→ **WHAT IS BEING ASKED**:
Find each line holding the word "screenshot" and give the total alone.

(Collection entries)
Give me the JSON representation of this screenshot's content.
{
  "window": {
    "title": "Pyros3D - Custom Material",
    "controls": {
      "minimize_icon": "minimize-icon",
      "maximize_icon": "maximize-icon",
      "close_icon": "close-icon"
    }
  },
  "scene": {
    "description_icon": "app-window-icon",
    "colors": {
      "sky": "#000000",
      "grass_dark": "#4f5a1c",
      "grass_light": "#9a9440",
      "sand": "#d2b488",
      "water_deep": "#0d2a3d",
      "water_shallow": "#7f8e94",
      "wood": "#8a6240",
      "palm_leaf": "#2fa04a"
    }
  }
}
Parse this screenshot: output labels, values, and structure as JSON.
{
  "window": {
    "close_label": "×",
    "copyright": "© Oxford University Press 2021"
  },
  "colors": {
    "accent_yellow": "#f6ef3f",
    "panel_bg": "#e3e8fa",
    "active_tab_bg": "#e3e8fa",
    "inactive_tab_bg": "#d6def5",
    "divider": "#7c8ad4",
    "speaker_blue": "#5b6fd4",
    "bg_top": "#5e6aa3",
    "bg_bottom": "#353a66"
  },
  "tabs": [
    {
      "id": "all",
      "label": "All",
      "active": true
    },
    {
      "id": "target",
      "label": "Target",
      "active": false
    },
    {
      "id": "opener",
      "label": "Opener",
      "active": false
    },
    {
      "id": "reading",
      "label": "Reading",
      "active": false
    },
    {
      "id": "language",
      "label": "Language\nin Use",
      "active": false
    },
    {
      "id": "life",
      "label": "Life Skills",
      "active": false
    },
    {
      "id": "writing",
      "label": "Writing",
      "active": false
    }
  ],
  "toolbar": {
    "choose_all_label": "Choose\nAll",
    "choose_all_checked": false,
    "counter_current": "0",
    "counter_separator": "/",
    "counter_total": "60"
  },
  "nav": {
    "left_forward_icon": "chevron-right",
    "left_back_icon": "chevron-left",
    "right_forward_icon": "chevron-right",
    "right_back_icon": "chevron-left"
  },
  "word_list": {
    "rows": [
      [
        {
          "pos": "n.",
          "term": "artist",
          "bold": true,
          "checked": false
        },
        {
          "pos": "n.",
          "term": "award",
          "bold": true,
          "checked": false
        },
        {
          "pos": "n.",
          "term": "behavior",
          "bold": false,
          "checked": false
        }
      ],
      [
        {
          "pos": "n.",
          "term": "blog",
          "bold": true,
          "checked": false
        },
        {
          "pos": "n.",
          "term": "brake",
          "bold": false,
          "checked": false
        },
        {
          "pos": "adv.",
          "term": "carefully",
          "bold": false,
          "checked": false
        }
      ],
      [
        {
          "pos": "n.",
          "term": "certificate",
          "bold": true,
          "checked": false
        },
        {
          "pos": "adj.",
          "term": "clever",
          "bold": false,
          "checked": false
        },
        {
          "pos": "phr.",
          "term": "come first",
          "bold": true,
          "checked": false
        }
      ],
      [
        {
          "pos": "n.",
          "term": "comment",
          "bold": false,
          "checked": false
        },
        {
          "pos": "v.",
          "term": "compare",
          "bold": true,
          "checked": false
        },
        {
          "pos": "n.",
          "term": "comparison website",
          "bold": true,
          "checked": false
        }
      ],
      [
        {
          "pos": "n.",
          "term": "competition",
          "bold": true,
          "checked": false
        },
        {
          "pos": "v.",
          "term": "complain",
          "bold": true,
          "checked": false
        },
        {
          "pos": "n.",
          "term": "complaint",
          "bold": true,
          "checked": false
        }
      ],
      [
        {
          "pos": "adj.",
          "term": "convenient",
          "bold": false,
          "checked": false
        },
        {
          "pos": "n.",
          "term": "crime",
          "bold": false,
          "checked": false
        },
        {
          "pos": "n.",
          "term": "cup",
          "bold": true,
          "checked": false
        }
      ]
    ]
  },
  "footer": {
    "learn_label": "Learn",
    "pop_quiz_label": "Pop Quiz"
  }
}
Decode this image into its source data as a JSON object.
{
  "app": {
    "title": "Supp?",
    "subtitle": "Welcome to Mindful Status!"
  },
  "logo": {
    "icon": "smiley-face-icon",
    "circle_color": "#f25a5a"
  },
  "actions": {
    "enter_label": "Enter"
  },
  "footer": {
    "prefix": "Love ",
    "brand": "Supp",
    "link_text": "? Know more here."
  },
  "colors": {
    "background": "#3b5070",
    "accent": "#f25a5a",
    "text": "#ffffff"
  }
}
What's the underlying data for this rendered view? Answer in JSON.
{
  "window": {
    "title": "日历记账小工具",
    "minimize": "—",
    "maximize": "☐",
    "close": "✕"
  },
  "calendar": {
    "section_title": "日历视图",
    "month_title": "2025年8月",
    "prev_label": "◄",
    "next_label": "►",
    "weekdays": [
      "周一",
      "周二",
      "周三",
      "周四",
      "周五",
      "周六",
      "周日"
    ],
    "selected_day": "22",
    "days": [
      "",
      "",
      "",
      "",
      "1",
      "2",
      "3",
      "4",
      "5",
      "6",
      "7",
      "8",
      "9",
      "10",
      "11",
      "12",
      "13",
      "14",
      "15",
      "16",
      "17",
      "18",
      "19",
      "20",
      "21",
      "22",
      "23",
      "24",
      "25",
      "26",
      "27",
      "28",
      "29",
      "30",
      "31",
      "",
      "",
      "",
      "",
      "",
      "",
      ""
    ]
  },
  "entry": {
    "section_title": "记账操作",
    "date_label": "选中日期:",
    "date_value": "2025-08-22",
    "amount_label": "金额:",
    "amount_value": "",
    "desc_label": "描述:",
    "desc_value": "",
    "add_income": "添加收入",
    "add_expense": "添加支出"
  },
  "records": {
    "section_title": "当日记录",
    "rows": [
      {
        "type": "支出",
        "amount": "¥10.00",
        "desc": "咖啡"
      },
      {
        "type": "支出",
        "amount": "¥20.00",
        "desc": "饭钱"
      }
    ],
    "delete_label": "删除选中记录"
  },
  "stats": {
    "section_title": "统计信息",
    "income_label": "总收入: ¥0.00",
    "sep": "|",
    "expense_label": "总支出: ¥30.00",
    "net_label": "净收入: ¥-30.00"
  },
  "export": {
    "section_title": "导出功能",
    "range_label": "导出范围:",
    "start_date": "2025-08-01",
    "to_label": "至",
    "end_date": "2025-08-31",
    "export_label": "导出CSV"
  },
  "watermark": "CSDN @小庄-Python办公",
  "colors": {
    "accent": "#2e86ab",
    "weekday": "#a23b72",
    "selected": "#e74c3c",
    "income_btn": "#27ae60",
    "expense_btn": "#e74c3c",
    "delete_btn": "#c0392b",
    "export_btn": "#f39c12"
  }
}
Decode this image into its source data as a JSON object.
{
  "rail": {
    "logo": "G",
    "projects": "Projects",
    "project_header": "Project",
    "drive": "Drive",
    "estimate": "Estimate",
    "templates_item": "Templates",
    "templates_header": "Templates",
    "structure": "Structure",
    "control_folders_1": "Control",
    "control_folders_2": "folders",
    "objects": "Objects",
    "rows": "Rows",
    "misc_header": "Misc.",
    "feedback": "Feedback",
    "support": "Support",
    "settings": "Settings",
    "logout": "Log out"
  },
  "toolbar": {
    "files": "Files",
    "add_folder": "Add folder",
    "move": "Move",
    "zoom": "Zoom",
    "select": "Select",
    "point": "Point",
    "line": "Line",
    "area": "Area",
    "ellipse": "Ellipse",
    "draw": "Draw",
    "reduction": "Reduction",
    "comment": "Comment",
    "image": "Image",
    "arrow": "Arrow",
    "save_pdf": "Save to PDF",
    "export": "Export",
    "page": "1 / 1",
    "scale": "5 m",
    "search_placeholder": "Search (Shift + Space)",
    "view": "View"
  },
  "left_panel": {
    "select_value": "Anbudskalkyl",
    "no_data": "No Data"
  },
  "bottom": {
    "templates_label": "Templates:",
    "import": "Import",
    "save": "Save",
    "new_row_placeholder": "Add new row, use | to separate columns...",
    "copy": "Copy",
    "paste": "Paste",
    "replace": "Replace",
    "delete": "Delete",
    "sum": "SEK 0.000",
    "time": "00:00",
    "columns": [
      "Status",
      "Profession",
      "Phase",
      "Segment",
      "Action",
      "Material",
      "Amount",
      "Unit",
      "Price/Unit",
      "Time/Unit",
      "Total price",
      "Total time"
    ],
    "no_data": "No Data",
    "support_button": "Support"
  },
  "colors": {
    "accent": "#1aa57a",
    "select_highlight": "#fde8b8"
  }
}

→ **ANSWER IN FULL**:
2